--- Problem to solve ---
Reproduce the data below in full and exclude every picture.

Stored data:
********************

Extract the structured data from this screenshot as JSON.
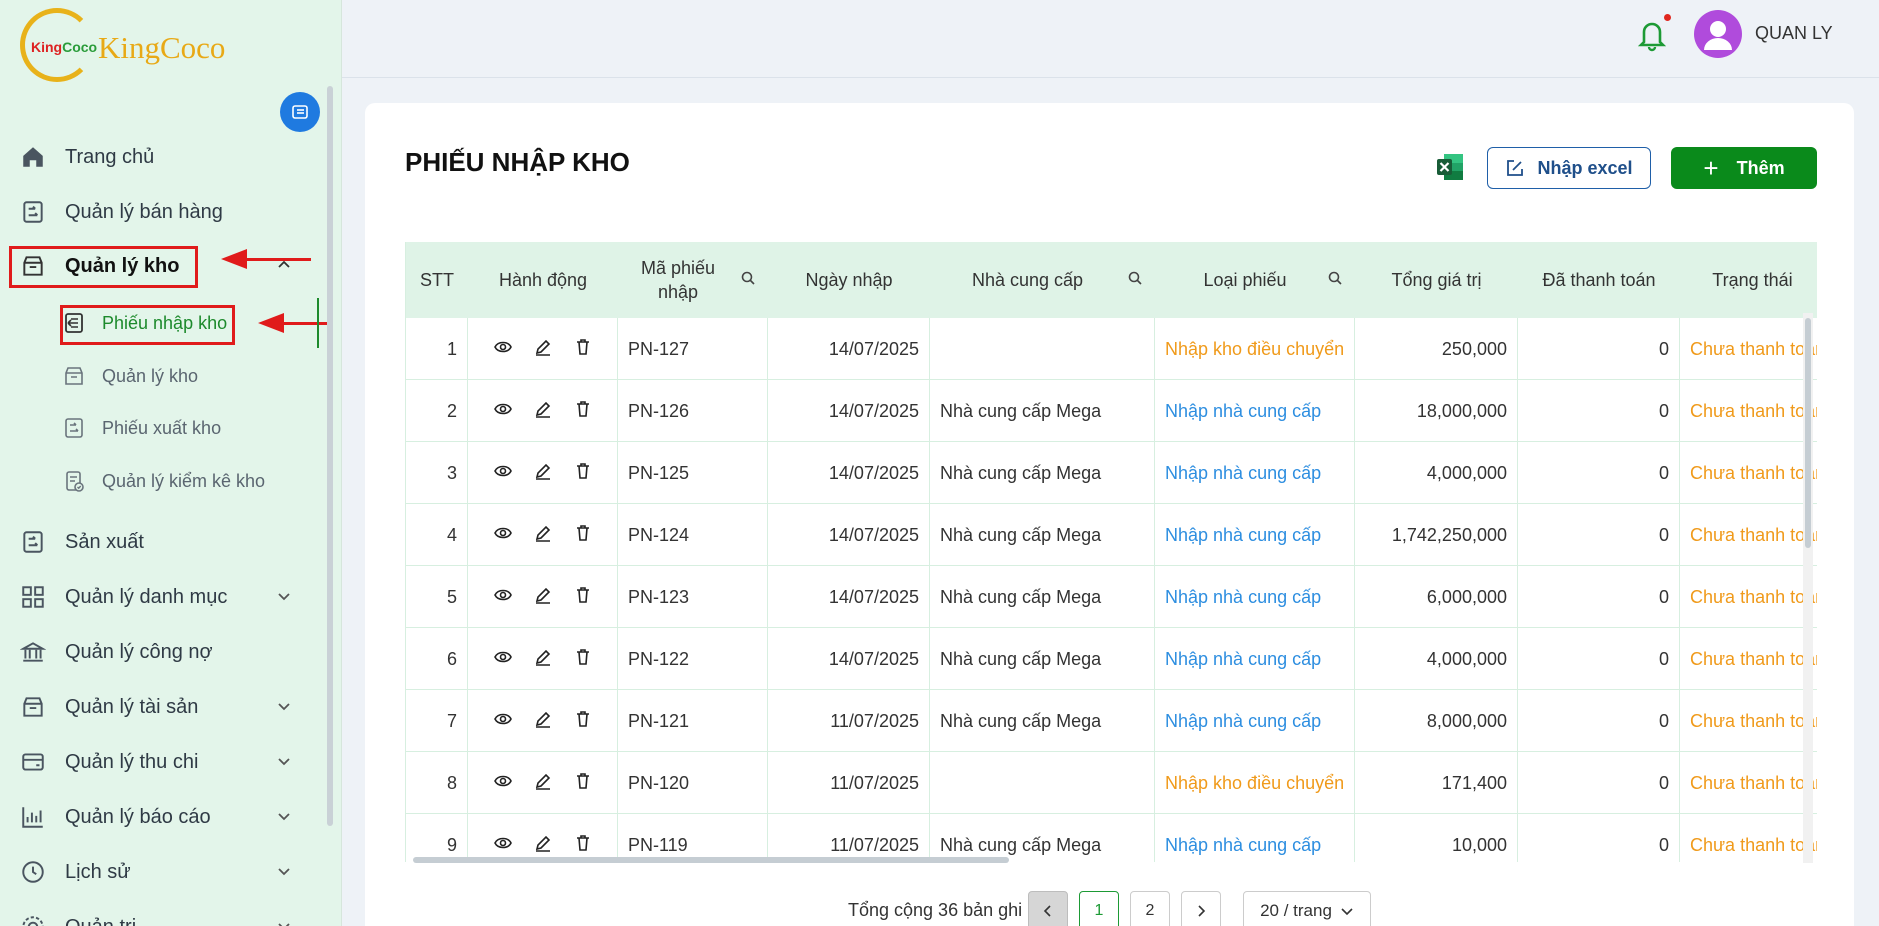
{
  "brand": {
    "logo_inner_red": "King",
    "logo_inner_green": "Coco",
    "name": "KingCoco"
  },
  "user": {
    "name": "QUAN LY"
  },
  "sidebar": {
    "items": [
      {
        "label": "Trang chủ",
        "icon": "home-icon"
      },
      {
        "label": "Quản lý bán hàng",
        "icon": "sales-icon"
      },
      {
        "label": "Quản lý kho",
        "icon": "warehouse-icon",
        "expanded": true
      },
      {
        "label": "Sản xuất",
        "icon": "production-icon"
      },
      {
        "label": "Quản lý danh mục",
        "icon": "grid-icon"
      },
      {
        "label": "Quản lý công nợ",
        "icon": "bank-icon"
      },
      {
        "label": "Quản lý tài sản",
        "icon": "asset-icon"
      },
      {
        "label": "Quản lý thu chi",
        "icon": "wallet-icon"
      },
      {
        "label": "Quản lý báo cáo",
        "icon": "report-icon"
      },
      {
        "label": "Lịch sử",
        "icon": "history-icon"
      },
      {
        "label": "Quản trị",
        "icon": "admin-icon"
      }
    ],
    "sub_items": [
      {
        "label": "Phiếu nhập kho",
        "active": true
      },
      {
        "label": "Quản lý kho"
      },
      {
        "label": "Phiếu xuất kho"
      },
      {
        "label": "Quản lý kiểm kê kho"
      }
    ]
  },
  "page": {
    "title": "PHIẾU NHẬP KHO",
    "import_label": "Nhập excel",
    "add_label": "Thêm"
  },
  "table": {
    "headers": [
      "STT",
      "Hành động",
      "Mã phiếu nhập",
      "Ngày nhập",
      "Nhà cung cấp",
      "Loại phiếu",
      "Tổng giá trị",
      "Đã thanh toán",
      "Trạng thái"
    ],
    "rows": [
      {
        "stt": "1",
        "code": "PN-127",
        "date": "14/07/2025",
        "supplier": "",
        "type": "Nhập kho điều chuyển",
        "type_kind": "transfer",
        "total": "250,000",
        "paid": "0",
        "status": "Chưa thanh toán"
      },
      {
        "stt": "2",
        "code": "PN-126",
        "date": "14/07/2025",
        "supplier": "Nhà cung cấp Mega",
        "type": "Nhập nhà cung cấp",
        "type_kind": "supplier",
        "total": "18,000,000",
        "paid": "0",
        "status": "Chưa thanh toán"
      },
      {
        "stt": "3",
        "code": "PN-125",
        "date": "14/07/2025",
        "supplier": "Nhà cung cấp Mega",
        "type": "Nhập nhà cung cấp",
        "type_kind": "supplier",
        "total": "4,000,000",
        "paid": "0",
        "status": "Chưa thanh toán"
      },
      {
        "stt": "4",
        "code": "PN-124",
        "date": "14/07/2025",
        "supplier": "Nhà cung cấp Mega",
        "type": "Nhập nhà cung cấp",
        "type_kind": "supplier",
        "total": "1,742,250,000",
        "paid": "0",
        "status": "Chưa thanh toán"
      },
      {
        "stt": "5",
        "code": "PN-123",
        "date": "14/07/2025",
        "supplier": "Nhà cung cấp Mega",
        "type": "Nhập nhà cung cấp",
        "type_kind": "supplier",
        "total": "6,000,000",
        "paid": "0",
        "status": "Chưa thanh toán"
      },
      {
        "stt": "6",
        "code": "PN-122",
        "date": "14/07/2025",
        "supplier": "Nhà cung cấp Mega",
        "type": "Nhập nhà cung cấp",
        "type_kind": "supplier",
        "total": "4,000,000",
        "paid": "0",
        "status": "Chưa thanh toán"
      },
      {
        "stt": "7",
        "code": "PN-121",
        "date": "11/07/2025",
        "supplier": "Nhà cung cấp Mega",
        "type": "Nhập nhà cung cấp",
        "type_kind": "supplier",
        "total": "8,000,000",
        "paid": "0",
        "status": "Chưa thanh toán"
      },
      {
        "stt": "8",
        "code": "PN-120",
        "date": "11/07/2025",
        "supplier": "",
        "type": "Nhập kho điều chuyển",
        "type_kind": "transfer",
        "total": "171,400",
        "paid": "0",
        "status": "Chưa thanh toán"
      },
      {
        "stt": "9",
        "code": "PN-119",
        "date": "11/07/2025",
        "supplier": "Nhà cung cấp Mega",
        "type": "Nhập nhà cung cấp",
        "type_kind": "supplier",
        "total": "10,000",
        "paid": "0",
        "status": "Chưa thanh toán"
      }
    ]
  },
  "pagination": {
    "total_text": "Tổng cộng 36 bản ghi",
    "current_page": "1",
    "page_2": "2",
    "page_size": "20 / trang"
  },
  "colors": {
    "accent_green": "#0a8a1b",
    "transfer": "#f09a1a",
    "supplier": "#2d8ee0",
    "status_unpaid": "#f09a1a"
  }
}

********************

--- Exercise result ---
Extract the structured data from this screenshot as JSON.
{
  "brand": {
    "logo_inner_red": "King",
    "logo_inner_green": "Coco",
    "name": "KingCoco"
  },
  "user": {
    "name": "QUAN LY"
  },
  "sidebar": {
    "items": [
      {
        "label": "Trang chủ",
        "icon": "home-icon"
      },
      {
        "label": "Quản lý bán hàng",
        "icon": "sales-icon"
      },
      {
        "label": "Quản lý kho",
        "icon": "warehouse-icon",
        "expanded": true
      },
      {
        "label": "Sản xuất",
        "icon": "production-icon"
      },
      {
        "label": "Quản lý danh mục",
        "icon": "grid-icon"
      },
      {
        "label": "Quản lý công nợ",
        "icon": "bank-icon"
      },
      {
        "label": "Quản lý tài sản",
        "icon": "asset-icon"
      },
      {
        "label": "Quản lý thu chi",
        "icon": "wallet-icon"
      },
      {
        "label": "Quản lý báo cáo",
        "icon": "report-icon"
      },
      {
        "label": "Lịch sử",
        "icon": "history-icon"
      },
      {
        "label": "Quản trị",
        "icon": "admin-icon"
      }
    ],
    "sub_items": [
      {
        "label": "Phiếu nhập kho",
        "active": true
      },
      {
        "label": "Quản lý kho"
      },
      {
        "label": "Phiếu xuất kho"
      },
      {
        "label": "Quản lý kiểm kê kho"
      }
    ]
  },
  "page": {
    "title": "PHIẾU NHẬP KHO",
    "import_label": "Nhập excel",
    "add_label": "Thêm"
  },
  "table": {
    "headers": [
      "STT",
      "Hành động",
      "Mã phiếu nhập",
      "Ngày nhập",
      "Nhà cung cấp",
      "Loại phiếu",
      "Tổng giá trị",
      "Đã thanh toán",
      "Trạng thái"
    ],
    "rows": [
      {
        "stt": "1",
        "code": "PN-127",
        "date": "14/07/2025",
        "supplier": "",
        "type": "Nhập kho điều chuyển",
        "type_kind": "transfer",
        "total": "250,000",
        "paid": "0",
        "status": "Chưa thanh toán"
      },
      {
        "stt": "2",
        "code": "PN-126",
        "date": "14/07/2025",
        "supplier": "Nhà cung cấp Mega",
        "type": "Nhập nhà cung cấp",
        "type_kind": "supplier",
        "total": "18,000,000",
        "paid": "0",
        "status": "Chưa thanh toán"
      },
      {
        "stt": "3",
        "code": "PN-125",
        "date": "14/07/2025",
        "supplier": "Nhà cung cấp Mega",
        "type": "Nhập nhà cung cấp",
        "type_kind": "supplier",
        "total": "4,000,000",
        "paid": "0",
        "status": "Chưa thanh toán"
      },
      {
        "stt": "4",
        "code": "PN-124",
        "date": "14/07/2025",
        "supplier": "Nhà cung cấp Mega",
        "type": "Nhập nhà cung cấp",
        "type_kind": "supplier",
        "total": "1,742,250,000",
        "paid": "0",
        "status": "Chưa thanh toán"
      },
      {
        "stt": "5",
        "code": "PN-123",
        "date": "14/07/2025",
        "supplier": "Nhà cung cấp Mega",
        "type": "Nhập nhà cung cấp",
        "type_kind": "supplier",
        "total": "6,000,000",
        "paid": "0",
        "status": "Chưa thanh toán"
      },
      {
        "stt": "6",
        "code": "PN-122",
        "date": "14/07/2025",
        "supplier": "Nhà cung cấp Mega",
        "type": "Nhập nhà cung cấp",
        "type_kind": "supplier",
        "total": "4,000,000",
        "paid": "0",
        "status": "Chưa thanh toán"
      },
      {
        "stt": "7",
        "code": "PN-121",
        "date": "11/07/2025",
        "supplier": "Nhà cung cấp Mega",
        "type": "Nhập nhà cung cấp",
        "type_kind": "supplier",
        "total": "8,000,000",
        "paid": "0",
        "status": "Chưa thanh toán"
      },
      {
        "stt": "8",
        "code": "PN-120",
        "date": "11/07/2025",
        "supplier": "",
        "type": "Nhập kho điều chuyển",
        "type_kind": "transfer",
        "total": "171,400",
        "paid": "0",
        "status": "Chưa thanh toán"
      },
      {
        "stt": "9",
        "code": "PN-119",
        "date": "11/07/2025",
        "supplier": "Nhà cung cấp Mega",
        "type": "Nhập nhà cung cấp",
        "type_kind": "supplier",
        "total": "10,000",
        "paid": "0",
        "status": "Chưa thanh toán"
      }
    ]
  },
  "pagination": {
    "total_text": "Tổng cộng 36 bản ghi",
    "current_page": "1",
    "page_2": "2",
    "page_size": "20 / trang"
  },
  "colors": {
    "accent_green": "#0a8a1b",
    "transfer": "#f09a1a",
    "supplier": "#2d8ee0",
    "status_unpaid": "#f09a1a"
  }
}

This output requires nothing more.